TO BE DONE |
State how many lines in the data below contain the word "Kindergarten", and give only the number.

** START OF SOURCE MATERIAL **

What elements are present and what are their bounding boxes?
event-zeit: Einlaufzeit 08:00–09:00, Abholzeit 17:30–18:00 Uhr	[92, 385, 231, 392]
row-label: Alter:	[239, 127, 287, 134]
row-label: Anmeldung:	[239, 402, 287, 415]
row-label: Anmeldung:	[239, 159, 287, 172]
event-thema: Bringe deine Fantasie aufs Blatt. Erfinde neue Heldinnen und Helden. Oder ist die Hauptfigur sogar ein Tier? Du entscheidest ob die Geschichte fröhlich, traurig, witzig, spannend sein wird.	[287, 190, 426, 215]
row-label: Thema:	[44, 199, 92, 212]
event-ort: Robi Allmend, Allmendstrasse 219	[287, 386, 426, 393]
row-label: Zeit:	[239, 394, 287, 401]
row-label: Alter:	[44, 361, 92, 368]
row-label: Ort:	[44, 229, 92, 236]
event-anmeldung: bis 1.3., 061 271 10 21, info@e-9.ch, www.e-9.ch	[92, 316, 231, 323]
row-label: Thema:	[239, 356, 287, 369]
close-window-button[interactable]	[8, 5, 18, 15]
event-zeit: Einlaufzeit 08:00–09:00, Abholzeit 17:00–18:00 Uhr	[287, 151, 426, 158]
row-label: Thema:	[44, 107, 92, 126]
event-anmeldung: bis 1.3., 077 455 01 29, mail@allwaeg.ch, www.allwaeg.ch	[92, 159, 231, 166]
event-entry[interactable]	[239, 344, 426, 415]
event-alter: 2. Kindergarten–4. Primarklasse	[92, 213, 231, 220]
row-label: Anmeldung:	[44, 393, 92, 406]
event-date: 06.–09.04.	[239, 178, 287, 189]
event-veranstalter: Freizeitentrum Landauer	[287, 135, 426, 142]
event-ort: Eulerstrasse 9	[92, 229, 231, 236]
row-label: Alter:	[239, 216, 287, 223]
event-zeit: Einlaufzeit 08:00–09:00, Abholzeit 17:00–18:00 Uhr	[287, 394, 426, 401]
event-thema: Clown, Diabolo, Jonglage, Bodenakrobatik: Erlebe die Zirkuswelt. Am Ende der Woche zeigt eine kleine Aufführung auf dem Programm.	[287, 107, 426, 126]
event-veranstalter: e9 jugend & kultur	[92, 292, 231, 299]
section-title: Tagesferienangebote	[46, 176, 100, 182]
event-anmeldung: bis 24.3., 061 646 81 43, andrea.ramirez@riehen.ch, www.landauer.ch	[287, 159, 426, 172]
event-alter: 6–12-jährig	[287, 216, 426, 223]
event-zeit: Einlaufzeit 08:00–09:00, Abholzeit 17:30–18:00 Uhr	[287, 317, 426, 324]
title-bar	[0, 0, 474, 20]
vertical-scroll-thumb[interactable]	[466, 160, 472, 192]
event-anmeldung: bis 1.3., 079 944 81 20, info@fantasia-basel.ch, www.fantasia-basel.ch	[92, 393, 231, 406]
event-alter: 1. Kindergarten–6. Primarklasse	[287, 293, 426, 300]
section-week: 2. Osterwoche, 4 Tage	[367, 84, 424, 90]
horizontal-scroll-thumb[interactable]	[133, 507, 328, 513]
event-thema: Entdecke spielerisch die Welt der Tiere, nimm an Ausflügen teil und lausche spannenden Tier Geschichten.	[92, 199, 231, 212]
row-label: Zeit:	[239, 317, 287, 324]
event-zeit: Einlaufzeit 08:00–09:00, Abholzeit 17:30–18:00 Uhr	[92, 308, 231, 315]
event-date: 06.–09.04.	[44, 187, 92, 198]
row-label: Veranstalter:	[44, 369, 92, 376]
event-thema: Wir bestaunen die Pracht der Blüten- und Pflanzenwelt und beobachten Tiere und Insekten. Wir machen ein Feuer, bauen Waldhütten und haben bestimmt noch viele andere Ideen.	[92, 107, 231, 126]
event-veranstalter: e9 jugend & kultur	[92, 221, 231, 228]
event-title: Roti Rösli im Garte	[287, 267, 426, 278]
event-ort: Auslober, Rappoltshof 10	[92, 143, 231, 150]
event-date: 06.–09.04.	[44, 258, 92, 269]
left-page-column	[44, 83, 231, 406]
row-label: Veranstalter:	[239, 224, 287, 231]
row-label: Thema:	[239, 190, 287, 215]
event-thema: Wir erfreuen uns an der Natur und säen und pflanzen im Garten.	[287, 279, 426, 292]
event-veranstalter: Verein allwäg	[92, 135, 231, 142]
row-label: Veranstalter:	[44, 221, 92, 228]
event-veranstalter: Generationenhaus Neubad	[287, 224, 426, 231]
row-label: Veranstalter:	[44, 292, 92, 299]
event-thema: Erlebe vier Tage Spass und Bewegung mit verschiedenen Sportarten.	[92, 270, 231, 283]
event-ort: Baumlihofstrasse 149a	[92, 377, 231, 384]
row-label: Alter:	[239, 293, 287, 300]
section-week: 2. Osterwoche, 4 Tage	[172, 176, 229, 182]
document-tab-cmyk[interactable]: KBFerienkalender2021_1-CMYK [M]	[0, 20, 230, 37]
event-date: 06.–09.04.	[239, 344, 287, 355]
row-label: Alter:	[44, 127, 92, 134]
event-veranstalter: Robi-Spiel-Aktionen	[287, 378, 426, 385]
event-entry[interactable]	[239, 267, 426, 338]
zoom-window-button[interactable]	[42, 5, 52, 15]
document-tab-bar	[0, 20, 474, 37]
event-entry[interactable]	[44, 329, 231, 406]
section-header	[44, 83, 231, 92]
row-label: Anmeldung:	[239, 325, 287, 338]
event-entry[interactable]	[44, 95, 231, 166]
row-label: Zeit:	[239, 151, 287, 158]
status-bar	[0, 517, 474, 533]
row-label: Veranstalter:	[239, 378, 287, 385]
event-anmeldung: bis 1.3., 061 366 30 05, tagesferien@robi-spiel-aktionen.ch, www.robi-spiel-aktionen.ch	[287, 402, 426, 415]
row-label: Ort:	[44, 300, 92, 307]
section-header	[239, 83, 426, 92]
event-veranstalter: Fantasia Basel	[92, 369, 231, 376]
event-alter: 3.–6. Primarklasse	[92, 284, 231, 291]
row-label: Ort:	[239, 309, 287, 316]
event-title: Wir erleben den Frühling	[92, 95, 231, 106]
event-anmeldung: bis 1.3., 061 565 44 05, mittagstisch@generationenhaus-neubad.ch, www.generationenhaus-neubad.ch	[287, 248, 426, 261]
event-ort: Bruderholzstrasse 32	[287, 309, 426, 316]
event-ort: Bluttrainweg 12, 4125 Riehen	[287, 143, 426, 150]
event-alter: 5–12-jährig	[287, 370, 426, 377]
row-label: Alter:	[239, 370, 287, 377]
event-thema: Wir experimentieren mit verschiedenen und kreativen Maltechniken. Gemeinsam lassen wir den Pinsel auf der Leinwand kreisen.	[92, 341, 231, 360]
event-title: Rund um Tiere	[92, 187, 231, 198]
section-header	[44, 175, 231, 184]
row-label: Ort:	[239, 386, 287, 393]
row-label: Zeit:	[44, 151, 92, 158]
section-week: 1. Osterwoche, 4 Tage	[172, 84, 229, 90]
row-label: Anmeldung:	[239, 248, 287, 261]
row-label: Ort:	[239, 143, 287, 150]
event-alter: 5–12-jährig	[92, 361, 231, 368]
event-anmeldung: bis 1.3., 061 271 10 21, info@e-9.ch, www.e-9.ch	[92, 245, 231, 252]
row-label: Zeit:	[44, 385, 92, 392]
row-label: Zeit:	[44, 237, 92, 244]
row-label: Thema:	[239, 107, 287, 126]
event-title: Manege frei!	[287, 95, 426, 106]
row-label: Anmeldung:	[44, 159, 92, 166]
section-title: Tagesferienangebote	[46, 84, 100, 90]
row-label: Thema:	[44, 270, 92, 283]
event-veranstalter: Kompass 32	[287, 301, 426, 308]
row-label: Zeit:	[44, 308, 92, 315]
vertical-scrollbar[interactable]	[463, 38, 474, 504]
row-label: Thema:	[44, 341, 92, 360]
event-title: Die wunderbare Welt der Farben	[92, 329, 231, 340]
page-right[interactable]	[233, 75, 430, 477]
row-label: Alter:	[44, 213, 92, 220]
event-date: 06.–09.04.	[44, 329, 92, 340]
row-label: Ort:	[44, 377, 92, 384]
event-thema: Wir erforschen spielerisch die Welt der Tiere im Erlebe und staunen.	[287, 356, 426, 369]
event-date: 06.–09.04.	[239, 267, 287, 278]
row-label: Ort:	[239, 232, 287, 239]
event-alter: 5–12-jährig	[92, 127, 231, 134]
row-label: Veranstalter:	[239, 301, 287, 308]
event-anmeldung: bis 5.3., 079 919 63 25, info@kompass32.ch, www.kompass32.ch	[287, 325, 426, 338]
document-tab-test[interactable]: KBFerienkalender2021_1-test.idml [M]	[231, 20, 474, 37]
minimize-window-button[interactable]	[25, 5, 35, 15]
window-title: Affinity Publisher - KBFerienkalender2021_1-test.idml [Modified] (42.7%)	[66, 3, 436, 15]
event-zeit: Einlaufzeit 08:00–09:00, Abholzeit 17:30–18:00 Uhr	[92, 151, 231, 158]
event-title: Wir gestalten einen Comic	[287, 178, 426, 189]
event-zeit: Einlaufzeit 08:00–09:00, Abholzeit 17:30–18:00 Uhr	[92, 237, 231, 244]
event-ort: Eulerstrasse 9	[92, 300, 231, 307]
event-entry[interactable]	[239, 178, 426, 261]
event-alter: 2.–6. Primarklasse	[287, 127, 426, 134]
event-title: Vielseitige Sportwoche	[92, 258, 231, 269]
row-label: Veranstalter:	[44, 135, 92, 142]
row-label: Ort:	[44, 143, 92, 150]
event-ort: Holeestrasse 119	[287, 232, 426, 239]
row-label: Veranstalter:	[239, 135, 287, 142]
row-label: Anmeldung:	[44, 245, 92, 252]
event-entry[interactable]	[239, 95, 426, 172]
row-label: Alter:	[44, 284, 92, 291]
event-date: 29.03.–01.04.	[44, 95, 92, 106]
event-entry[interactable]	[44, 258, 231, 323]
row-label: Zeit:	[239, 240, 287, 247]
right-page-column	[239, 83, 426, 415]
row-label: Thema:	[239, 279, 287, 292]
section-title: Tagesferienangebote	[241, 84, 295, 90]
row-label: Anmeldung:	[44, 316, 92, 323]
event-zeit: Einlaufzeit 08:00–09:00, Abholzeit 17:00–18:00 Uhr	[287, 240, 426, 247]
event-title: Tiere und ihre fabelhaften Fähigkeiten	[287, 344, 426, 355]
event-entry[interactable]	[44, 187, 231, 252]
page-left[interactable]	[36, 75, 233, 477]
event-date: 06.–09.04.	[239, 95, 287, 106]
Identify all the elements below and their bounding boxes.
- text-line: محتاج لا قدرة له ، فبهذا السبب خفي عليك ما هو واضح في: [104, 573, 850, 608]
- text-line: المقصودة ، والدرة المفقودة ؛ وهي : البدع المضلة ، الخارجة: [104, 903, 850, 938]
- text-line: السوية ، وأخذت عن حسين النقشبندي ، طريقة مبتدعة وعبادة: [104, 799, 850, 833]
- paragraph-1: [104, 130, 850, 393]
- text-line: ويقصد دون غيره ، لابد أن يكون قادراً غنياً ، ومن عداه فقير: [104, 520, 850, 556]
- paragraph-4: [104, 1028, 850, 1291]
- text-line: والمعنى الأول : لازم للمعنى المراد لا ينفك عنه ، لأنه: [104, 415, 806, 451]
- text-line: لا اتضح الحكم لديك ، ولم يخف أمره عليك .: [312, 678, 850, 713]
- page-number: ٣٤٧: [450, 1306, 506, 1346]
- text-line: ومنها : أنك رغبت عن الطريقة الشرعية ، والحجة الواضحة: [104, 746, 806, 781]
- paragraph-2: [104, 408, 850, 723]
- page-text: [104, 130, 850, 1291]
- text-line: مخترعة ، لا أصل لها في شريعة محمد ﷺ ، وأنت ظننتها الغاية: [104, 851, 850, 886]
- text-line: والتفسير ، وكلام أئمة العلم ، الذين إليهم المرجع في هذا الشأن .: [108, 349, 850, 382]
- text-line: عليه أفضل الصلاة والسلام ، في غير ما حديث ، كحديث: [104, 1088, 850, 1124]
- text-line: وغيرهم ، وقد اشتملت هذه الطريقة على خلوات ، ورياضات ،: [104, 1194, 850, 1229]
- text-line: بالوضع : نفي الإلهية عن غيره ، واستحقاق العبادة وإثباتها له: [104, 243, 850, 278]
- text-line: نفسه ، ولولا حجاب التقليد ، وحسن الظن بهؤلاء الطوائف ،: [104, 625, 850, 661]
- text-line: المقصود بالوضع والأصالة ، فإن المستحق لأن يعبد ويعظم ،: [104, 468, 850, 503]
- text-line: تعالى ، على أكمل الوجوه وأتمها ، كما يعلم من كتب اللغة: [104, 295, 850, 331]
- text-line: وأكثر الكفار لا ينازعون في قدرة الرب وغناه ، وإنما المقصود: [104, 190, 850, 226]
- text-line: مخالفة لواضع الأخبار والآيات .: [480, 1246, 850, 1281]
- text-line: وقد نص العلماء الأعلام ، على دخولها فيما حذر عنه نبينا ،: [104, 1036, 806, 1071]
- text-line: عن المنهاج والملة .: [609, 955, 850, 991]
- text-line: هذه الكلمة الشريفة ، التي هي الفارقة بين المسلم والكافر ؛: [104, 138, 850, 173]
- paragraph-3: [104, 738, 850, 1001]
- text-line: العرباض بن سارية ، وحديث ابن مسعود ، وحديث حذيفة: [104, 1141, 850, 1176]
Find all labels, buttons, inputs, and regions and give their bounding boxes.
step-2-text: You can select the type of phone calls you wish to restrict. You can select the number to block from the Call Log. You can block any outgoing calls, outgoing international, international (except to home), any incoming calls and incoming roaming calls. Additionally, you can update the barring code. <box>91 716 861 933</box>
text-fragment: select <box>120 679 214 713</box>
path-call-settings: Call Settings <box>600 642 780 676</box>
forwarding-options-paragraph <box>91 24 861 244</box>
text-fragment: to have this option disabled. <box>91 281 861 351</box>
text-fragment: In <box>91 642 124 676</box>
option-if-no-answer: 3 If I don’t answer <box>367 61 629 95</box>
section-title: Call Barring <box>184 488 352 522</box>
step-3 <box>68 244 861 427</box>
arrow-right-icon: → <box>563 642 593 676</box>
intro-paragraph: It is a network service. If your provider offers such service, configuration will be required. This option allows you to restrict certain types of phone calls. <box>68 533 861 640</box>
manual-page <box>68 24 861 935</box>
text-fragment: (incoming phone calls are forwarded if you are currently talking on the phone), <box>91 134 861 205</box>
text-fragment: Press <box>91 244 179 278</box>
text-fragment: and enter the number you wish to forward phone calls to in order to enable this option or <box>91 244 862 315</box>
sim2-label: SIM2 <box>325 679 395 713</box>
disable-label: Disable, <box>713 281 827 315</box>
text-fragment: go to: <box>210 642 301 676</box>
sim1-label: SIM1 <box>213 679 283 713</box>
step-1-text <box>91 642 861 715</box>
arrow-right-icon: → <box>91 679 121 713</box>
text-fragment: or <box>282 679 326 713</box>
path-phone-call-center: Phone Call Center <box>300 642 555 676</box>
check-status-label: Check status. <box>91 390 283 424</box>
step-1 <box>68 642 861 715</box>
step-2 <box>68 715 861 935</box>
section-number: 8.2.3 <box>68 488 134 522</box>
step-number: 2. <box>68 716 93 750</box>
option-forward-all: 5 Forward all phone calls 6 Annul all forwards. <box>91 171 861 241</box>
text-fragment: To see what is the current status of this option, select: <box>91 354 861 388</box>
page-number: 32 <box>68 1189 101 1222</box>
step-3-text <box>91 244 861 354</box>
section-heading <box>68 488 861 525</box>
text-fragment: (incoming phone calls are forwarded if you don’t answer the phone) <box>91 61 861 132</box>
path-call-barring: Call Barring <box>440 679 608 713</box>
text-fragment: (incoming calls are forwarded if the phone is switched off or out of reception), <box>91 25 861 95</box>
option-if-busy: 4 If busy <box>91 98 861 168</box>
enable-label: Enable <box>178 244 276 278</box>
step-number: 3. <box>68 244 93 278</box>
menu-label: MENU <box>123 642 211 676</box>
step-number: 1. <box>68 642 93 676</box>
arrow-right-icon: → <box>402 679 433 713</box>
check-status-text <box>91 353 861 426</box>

** END OF SOURCE MATERIAL **

ANSWER IN FULL |
2